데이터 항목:
********************

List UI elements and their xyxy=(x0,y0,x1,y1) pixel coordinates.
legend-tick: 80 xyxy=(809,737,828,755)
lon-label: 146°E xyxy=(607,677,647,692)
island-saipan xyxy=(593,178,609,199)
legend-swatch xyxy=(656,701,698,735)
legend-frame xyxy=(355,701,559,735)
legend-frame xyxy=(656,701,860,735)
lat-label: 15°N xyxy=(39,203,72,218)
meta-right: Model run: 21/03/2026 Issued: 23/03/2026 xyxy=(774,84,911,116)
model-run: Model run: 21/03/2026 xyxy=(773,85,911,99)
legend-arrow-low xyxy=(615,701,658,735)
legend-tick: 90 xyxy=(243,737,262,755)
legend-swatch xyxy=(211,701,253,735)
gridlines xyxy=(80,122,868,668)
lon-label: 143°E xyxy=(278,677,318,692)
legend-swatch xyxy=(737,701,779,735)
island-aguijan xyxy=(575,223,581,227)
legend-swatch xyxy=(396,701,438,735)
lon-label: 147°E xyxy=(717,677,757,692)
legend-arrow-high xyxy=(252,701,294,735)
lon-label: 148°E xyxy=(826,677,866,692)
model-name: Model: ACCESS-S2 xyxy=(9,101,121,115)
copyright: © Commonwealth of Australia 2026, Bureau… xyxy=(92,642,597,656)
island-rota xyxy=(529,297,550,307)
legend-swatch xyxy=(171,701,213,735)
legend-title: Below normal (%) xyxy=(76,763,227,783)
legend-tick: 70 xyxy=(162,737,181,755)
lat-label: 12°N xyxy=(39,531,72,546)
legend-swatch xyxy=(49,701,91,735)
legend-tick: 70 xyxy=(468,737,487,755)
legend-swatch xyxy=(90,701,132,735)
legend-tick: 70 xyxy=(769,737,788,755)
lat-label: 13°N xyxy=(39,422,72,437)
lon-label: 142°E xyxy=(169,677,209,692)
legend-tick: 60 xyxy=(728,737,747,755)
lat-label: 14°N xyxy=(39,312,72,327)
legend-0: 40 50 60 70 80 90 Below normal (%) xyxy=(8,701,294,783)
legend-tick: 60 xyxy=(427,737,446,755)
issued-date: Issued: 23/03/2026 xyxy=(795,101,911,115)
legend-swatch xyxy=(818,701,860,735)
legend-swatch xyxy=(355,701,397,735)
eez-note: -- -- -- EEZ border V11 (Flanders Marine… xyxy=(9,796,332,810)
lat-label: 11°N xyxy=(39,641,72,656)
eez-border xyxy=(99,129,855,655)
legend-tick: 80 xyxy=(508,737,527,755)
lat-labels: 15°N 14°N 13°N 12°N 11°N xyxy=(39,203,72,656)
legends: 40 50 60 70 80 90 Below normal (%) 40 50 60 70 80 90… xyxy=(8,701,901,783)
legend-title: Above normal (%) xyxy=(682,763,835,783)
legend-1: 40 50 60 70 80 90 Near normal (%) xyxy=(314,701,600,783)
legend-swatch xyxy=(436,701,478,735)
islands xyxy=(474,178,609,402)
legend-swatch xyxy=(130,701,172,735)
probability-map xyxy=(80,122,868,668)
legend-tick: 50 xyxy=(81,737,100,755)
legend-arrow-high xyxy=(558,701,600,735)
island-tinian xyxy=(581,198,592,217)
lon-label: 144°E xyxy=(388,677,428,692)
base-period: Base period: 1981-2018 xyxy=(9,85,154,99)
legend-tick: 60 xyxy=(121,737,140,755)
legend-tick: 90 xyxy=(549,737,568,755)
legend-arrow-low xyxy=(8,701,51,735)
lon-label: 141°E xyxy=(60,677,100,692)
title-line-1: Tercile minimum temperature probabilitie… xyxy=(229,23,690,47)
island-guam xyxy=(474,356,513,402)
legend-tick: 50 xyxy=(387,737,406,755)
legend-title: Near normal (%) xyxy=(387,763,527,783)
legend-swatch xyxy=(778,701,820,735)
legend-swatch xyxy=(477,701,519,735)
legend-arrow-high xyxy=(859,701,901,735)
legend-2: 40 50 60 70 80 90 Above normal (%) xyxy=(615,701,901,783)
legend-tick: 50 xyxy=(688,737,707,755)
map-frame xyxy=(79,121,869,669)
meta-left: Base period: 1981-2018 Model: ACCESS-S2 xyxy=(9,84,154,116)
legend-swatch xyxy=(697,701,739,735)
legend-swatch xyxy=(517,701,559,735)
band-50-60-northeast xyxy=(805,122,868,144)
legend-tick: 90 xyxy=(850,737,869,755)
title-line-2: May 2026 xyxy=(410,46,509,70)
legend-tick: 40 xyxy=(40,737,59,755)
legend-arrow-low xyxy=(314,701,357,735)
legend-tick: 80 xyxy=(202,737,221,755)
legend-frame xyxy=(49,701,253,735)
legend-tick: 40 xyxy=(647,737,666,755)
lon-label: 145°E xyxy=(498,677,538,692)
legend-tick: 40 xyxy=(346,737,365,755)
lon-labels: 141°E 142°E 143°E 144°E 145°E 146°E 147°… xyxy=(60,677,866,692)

********************

지시 사항:
위 자료의 모든 줄을 한 글자도 바꾸지 말고 그대로 다시 적으십시오.

작업 결과:
List UI elements and their xyxy=(x0,y0,x1,y1) pixel coordinates.
legend-tick: 80 xyxy=(809,737,828,755)
lon-label: 146°E xyxy=(607,677,647,692)
island-saipan xyxy=(593,178,609,199)
legend-swatch xyxy=(656,701,698,735)
legend-frame xyxy=(355,701,559,735)
legend-frame xyxy=(656,701,860,735)
lat-label: 15°N xyxy=(39,203,72,218)
meta-right: Model run: 21/03/2026 Issued: 23/03/2026 xyxy=(774,84,911,116)
model-run: Model run: 21/03/2026 xyxy=(773,85,911,99)
legend-arrow-low xyxy=(615,701,658,735)
legend-tick: 90 xyxy=(243,737,262,755)
legend-swatch xyxy=(211,701,253,735)
gridlines xyxy=(80,122,868,668)
lon-label: 143°E xyxy=(278,677,318,692)
legend-swatch xyxy=(737,701,779,735)
island-aguijan xyxy=(575,223,581,227)
legend-swatch xyxy=(396,701,438,735)
lon-label: 147°E xyxy=(717,677,757,692)
legend-arrow-high xyxy=(252,701,294,735)
lon-label: 148°E xyxy=(826,677,866,692)
model-name: Model: ACCESS-S2 xyxy=(9,101,121,115)
copyright: © Commonwealth of Australia 2026, Bureau… xyxy=(92,642,597,656)
island-rota xyxy=(529,297,550,307)
legend-swatch xyxy=(171,701,213,735)
legend-title: Below normal (%) xyxy=(76,763,227,783)
legend-tick: 70 xyxy=(162,737,181,755)
lat-label: 12°N xyxy=(39,531,72,546)
legend-swatch xyxy=(49,701,91,735)
legend-tick: 70 xyxy=(468,737,487,755)
legend-swatch xyxy=(90,701,132,735)
legend-tick: 70 xyxy=(769,737,788,755)
lat-label: 13°N xyxy=(39,422,72,437)
lon-label: 142°E xyxy=(169,677,209,692)
legend-tick: 60 xyxy=(728,737,747,755)
lat-label: 14°N xyxy=(39,312,72,327)
legend-0: 40 50 60 70 80 90 Below normal (%) xyxy=(8,701,294,783)
legend-tick: 60 xyxy=(427,737,446,755)
issued-date: Issued: 23/03/2026 xyxy=(795,101,911,115)
legend-swatch xyxy=(818,701,860,735)
legend-swatch xyxy=(355,701,397,735)
eez-note: -- -- -- EEZ border V11 (Flanders Marine… xyxy=(9,796,332,810)
lat-label: 11°N xyxy=(39,641,72,656)
eez-border xyxy=(99,129,855,655)
legend-tick: 80 xyxy=(508,737,527,755)
lat-labels: 15°N 14°N 13°N 12°N 11°N xyxy=(39,203,72,656)
legends: 40 50 60 70 80 90 Below normal (%) 40 50 60 70 80 90… xyxy=(8,701,901,783)
legend-title: Above normal (%) xyxy=(682,763,835,783)
legend-1: 40 50 60 70 80 90 Near normal (%) xyxy=(314,701,600,783)
legend-swatch xyxy=(436,701,478,735)
islands xyxy=(474,178,609,402)
legend-swatch xyxy=(130,701,172,735)
probability-map xyxy=(80,122,868,668)
legend-tick: 50 xyxy=(81,737,100,755)
legend-arrow-high xyxy=(558,701,600,735)
island-tinian xyxy=(581,198,592,217)
lon-label: 144°E xyxy=(388,677,428,692)
base-period: Base period: 1981-2018 xyxy=(9,85,154,99)
legend-tick: 60 xyxy=(121,737,140,755)
legend-tick: 90 xyxy=(549,737,568,755)
legend-arrow-low xyxy=(8,701,51,735)
lon-label: 141°E xyxy=(60,677,100,692)
title-line-1: Tercile minimum temperature probabilitie… xyxy=(229,23,690,47)
island-guam xyxy=(474,356,513,402)
legend-tick: 50 xyxy=(387,737,406,755)
legend-title: Near normal (%) xyxy=(387,763,527,783)
legend-swatch xyxy=(778,701,820,735)
legend-swatch xyxy=(477,701,519,735)
legend-arrow-high xyxy=(859,701,901,735)
legend-2: 40 50 60 70 80 90 Above normal (%) xyxy=(615,701,901,783)
legend-tick: 50 xyxy=(688,737,707,755)
map-frame xyxy=(79,121,869,669)
meta-left: Base period: 1981-2018 Model: ACCESS-S2 xyxy=(9,84,154,116)
legend-swatch xyxy=(697,701,739,735)
legend-swatch xyxy=(517,701,559,735)
band-50-60-northeast xyxy=(805,122,868,144)
legend-tick: 90 xyxy=(850,737,869,755)
title-line-2: May 2026 xyxy=(410,46,509,70)
legend-tick: 40 xyxy=(40,737,59,755)
legend-arrow-low xyxy=(314,701,357,735)
legend-tick: 80 xyxy=(202,737,221,755)
legend-frame xyxy=(49,701,253,735)
legend-tick: 40 xyxy=(647,737,666,755)
lon-label: 145°E xyxy=(498,677,538,692)
legend-tick: 40 xyxy=(346,737,365,755)
lon-labels: 141°E 142°E 143°E 144°E 145°E 146°E 147°… xyxy=(60,677,866,692)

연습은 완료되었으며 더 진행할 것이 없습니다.